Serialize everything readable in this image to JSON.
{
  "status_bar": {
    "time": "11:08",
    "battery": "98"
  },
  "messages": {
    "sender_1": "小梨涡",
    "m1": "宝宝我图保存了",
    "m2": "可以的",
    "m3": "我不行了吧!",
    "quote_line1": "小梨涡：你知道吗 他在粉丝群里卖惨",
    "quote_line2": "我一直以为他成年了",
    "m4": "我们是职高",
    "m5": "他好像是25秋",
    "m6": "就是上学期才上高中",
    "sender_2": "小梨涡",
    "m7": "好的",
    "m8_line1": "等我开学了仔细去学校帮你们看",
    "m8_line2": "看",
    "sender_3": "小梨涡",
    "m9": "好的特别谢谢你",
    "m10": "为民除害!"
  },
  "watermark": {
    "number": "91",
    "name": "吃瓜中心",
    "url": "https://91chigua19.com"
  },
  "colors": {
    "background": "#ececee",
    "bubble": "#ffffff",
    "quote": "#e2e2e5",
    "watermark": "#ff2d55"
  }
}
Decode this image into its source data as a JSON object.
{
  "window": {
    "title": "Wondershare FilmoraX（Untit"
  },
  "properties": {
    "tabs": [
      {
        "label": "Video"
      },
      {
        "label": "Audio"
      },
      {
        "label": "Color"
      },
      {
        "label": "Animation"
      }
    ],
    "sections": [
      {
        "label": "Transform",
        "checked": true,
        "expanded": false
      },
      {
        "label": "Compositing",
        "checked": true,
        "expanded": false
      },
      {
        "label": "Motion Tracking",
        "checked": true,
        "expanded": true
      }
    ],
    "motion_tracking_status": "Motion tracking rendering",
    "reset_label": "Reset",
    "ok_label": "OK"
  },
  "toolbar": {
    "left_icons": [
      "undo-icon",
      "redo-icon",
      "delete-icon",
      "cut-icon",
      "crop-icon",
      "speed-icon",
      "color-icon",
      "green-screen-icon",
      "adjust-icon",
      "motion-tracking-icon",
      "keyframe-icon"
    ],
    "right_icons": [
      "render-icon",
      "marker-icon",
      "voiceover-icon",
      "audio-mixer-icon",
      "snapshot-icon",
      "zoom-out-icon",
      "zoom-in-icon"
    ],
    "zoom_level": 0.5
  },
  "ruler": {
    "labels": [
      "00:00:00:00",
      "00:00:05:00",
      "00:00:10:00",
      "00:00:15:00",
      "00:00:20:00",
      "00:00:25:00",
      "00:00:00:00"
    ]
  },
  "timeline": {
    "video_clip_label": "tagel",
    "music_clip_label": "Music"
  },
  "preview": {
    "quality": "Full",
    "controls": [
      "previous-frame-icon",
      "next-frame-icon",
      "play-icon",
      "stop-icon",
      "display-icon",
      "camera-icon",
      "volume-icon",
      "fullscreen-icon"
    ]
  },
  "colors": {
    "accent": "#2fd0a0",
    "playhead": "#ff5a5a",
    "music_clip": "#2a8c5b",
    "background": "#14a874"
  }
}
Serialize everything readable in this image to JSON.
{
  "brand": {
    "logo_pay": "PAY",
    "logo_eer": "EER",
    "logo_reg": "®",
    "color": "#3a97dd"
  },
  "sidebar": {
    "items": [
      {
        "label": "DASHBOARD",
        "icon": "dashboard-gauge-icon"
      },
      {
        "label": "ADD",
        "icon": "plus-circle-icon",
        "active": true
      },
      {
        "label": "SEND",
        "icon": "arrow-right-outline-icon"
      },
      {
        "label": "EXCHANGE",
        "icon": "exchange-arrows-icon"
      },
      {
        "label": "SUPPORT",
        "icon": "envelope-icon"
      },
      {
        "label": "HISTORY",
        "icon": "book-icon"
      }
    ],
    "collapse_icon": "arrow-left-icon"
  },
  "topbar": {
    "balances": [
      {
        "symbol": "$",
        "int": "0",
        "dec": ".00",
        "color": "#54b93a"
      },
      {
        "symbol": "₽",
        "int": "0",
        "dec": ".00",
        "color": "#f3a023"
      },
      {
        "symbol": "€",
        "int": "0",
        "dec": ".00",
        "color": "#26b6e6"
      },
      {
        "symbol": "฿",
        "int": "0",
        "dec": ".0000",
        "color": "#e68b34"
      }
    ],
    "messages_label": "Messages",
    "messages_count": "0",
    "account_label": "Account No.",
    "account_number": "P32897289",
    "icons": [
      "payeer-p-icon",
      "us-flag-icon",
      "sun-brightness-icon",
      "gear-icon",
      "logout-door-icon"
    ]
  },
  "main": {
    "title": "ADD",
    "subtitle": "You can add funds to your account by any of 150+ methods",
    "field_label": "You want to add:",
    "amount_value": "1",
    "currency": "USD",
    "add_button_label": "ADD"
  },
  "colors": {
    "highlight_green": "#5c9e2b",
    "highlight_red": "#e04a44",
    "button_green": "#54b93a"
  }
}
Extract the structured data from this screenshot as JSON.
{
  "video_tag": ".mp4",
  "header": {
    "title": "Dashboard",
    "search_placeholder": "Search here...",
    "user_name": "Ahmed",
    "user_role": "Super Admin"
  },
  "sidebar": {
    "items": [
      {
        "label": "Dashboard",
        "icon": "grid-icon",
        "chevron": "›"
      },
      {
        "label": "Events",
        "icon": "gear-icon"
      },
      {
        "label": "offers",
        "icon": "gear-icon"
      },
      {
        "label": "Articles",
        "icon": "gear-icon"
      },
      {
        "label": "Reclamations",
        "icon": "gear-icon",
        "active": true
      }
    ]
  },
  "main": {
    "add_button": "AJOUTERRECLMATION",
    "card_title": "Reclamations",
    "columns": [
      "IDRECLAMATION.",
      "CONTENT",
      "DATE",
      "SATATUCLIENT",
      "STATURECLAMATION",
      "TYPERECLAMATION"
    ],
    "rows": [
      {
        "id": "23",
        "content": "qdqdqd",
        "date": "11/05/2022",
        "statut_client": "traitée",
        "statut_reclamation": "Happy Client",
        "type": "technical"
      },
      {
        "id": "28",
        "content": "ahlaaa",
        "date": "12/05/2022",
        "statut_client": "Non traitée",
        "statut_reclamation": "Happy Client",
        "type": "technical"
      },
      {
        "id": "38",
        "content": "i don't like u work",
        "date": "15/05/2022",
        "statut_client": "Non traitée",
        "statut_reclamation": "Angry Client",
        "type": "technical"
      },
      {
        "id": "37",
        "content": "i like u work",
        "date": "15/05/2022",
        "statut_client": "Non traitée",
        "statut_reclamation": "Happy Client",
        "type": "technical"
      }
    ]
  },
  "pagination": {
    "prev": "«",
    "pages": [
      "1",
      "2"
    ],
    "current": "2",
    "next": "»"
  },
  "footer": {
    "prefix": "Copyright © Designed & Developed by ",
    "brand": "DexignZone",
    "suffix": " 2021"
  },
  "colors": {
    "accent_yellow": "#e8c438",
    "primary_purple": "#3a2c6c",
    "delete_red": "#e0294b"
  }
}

• • • • • • •

— Written request —
Write out the full set of records exactly as given.

— Exercise output —
Serialize everything readable in this image to JSON.
{
  "status_bar": {
    "time": "11:08",
    "battery": "98"
  },
  "messages": {
    "sender_1": "小梨涡",
    "m1": "宝宝我图保存了",
    "m2": "可以的",
    "m3": "我不行了吧!",
    "quote_line1": "小梨涡：你知道吗 他在粉丝群里卖惨",
    "quote_line2": "我一直以为他成年了",
    "m4": "我们是职高",
    "m5": "他好像是25秋",
    "m6": "就是上学期才上高中",
    "sender_2": "小梨涡",
    "m7": "好的",
    "m8_line1": "等我开学了仔细去学校帮你们看",
    "m8_line2": "看",
    "sender_3": "小梨涡",
    "m9": "好的特别谢谢你",
    "m10": "为民除害!"
  },
  "watermark": {
    "number": "91",
    "name": "吃瓜中心",
    "url": "https://91chigua19.com"
  },
  "colors": {
    "background": "#ececee",
    "bubble": "#ffffff",
    "quote": "#e2e2e5",
    "watermark": "#ff2d55"
  }
}
Decode this image into its source data as a JSON object.
{
  "window": {
    "title": "Wondershare FilmoraX（Untit"
  },
  "properties": {
    "tabs": [
      {
        "label": "Video"
      },
      {
        "label": "Audio"
      },
      {
        "label": "Color"
      },
      {
        "label": "Animation"
      }
    ],
    "sections": [
      {
        "label": "Transform",
        "checked": true,
        "expanded": false
      },
      {
        "label": "Compositing",
        "checked": true,
        "expanded": false
      },
      {
        "label": "Motion Tracking",
        "checked": true,
        "expanded": true
      }
    ],
    "motion_tracking_status": "Motion tracking rendering",
    "reset_label": "Reset",
    "ok_label": "OK"
  },
  "toolbar": {
    "left_icons": [
      "undo-icon",
      "redo-icon",
      "delete-icon",
      "cut-icon",
      "crop-icon",
      "speed-icon",
      "color-icon",
      "green-screen-icon",
      "adjust-icon",
      "motion-tracking-icon",
      "keyframe-icon"
    ],
    "right_icons": [
      "render-icon",
      "marker-icon",
      "voiceover-icon",
      "audio-mixer-icon",
      "snapshot-icon",
      "zoom-out-icon",
      "zoom-in-icon"
    ],
    "zoom_level": 0.5
  },
  "ruler": {
    "labels": [
      "00:00:00:00",
      "00:00:05:00",
      "00:00:10:00",
      "00:00:15:00",
      "00:00:20:00",
      "00:00:25:00",
      "00:00:00:00"
    ]
  },
  "timeline": {
    "video_clip_label": "tagel",
    "music_clip_label": "Music"
  },
  "preview": {
    "quality": "Full",
    "controls": [
      "previous-frame-icon",
      "next-frame-icon",
      "play-icon",
      "stop-icon",
      "display-icon",
      "camera-icon",
      "volume-icon",
      "fullscreen-icon"
    ]
  },
  "colors": {
    "accent": "#2fd0a0",
    "playhead": "#ff5a5a",
    "music_clip": "#2a8c5b",
    "background": "#14a874"
  }
}
Serialize everything readable in this image to JSON.
{
  "brand": {
    "logo_pay": "PAY",
    "logo_eer": "EER",
    "logo_reg": "®",
    "color": "#3a97dd"
  },
  "sidebar": {
    "items": [
      {
        "label": "DASHBOARD",
        "icon": "dashboard-gauge-icon"
      },
      {
        "label": "ADD",
        "icon": "plus-circle-icon",
        "active": true
      },
      {
        "label": "SEND",
        "icon": "arrow-right-outline-icon"
      },
      {
        "label": "EXCHANGE",
        "icon": "exchange-arrows-icon"
      },
      {
        "label": "SUPPORT",
        "icon": "envelope-icon"
      },
      {
        "label": "HISTORY",
        "icon": "book-icon"
      }
    ],
    "collapse_icon": "arrow-left-icon"
  },
  "topbar": {
    "balances": [
      {
        "symbol": "$",
        "int": "0",
        "dec": ".00",
        "color": "#54b93a"
      },
      {
        "symbol": "₽",
        "int": "0",
        "dec": ".00",
        "color": "#f3a023"
      },
      {
        "symbol": "€",
        "int": "0",
        "dec": ".00",
        "color": "#26b6e6"
      },
      {
        "symbol": "฿",
        "int": "0",
        "dec": ".0000",
        "color": "#e68b34"
      }
    ],
    "messages_label": "Messages",
    "messages_count": "0",
    "account_label": "Account No.",
    "account_number": "P32897289",
    "icons": [
      "payeer-p-icon",
      "us-flag-icon",
      "sun-brightness-icon",
      "gear-icon",
      "logout-door-icon"
    ]
  },
  "main": {
    "title": "ADD",
    "subtitle": "You can add funds to your account by any of 150+ methods",
    "field_label": "You want to add:",
    "amount_value": "1",
    "currency": "USD",
    "add_button_label": "ADD"
  },
  "colors": {
    "highlight_green": "#5c9e2b",
    "highlight_red": "#e04a44",
    "button_green": "#54b93a"
  }
}
Extract the structured data from this screenshot as JSON.
{
  "video_tag": ".mp4",
  "header": {
    "title": "Dashboard",
    "search_placeholder": "Search here...",
    "user_name": "Ahmed",
    "user_role": "Super Admin"
  },
  "sidebar": {
    "items": [
      {
        "label": "Dashboard",
        "icon": "grid-icon",
        "chevron": "›"
      },
      {
        "label": "Events",
        "icon": "gear-icon"
      },
      {
        "label": "offers",
        "icon": "gear-icon"
      },
      {
        "label": "Articles",
        "icon": "gear-icon"
      },
      {
        "label": "Reclamations",
        "icon": "gear-icon",
        "active": true
      }
    ]
  },
  "main": {
    "add_button": "AJOUTERRECLMATION",
    "card_title": "Reclamations",
    "columns": [
      "IDRECLAMATION.",
      "CONTENT",
      "DATE",
      "SATATUCLIENT",
      "STATURECLAMATION",
      "TYPERECLAMATION"
    ],
    "rows": [
      {
        "id": "23",
        "content": "qdqdqd",
        "date": "11/05/2022",
        "statut_client": "traitée",
        "statut_reclamation": "Happy Client",
        "type": "technical"
      },
      {
        "id": "28",
        "content": "ahlaaa",
        "date": "12/05/2022",
        "statut_client": "Non traitée",
        "statut_reclamation": "Happy Client",
        "type": "technical"
      },
      {
        "id": "38",
        "content": "i don't like u work",
        "date": "15/05/2022",
        "statut_client": "Non traitée",
        "statut_reclamation": "Angry Client",
        "type": "technical"
      },
      {
        "id": "37",
        "content": "i like u work",
        "date": "15/05/2022",
        "statut_client": "Non traitée",
        "statut_reclamation": "Happy Client",
        "type": "technical"
      }
    ]
  },
  "pagination": {
    "prev": "«",
    "pages": [
      "1",
      "2"
    ],
    "current": "2",
    "next": "»"
  },
  "footer": {
    "prefix": "Copyright © Designed & Developed by ",
    "brand": "DexignZone",
    "suffix": " 2021"
  },
  "colors": {
    "accent_yellow": "#e8c438",
    "primary_purple": "#3a2c6c",
    "delete_red": "#e0294b"
  }
}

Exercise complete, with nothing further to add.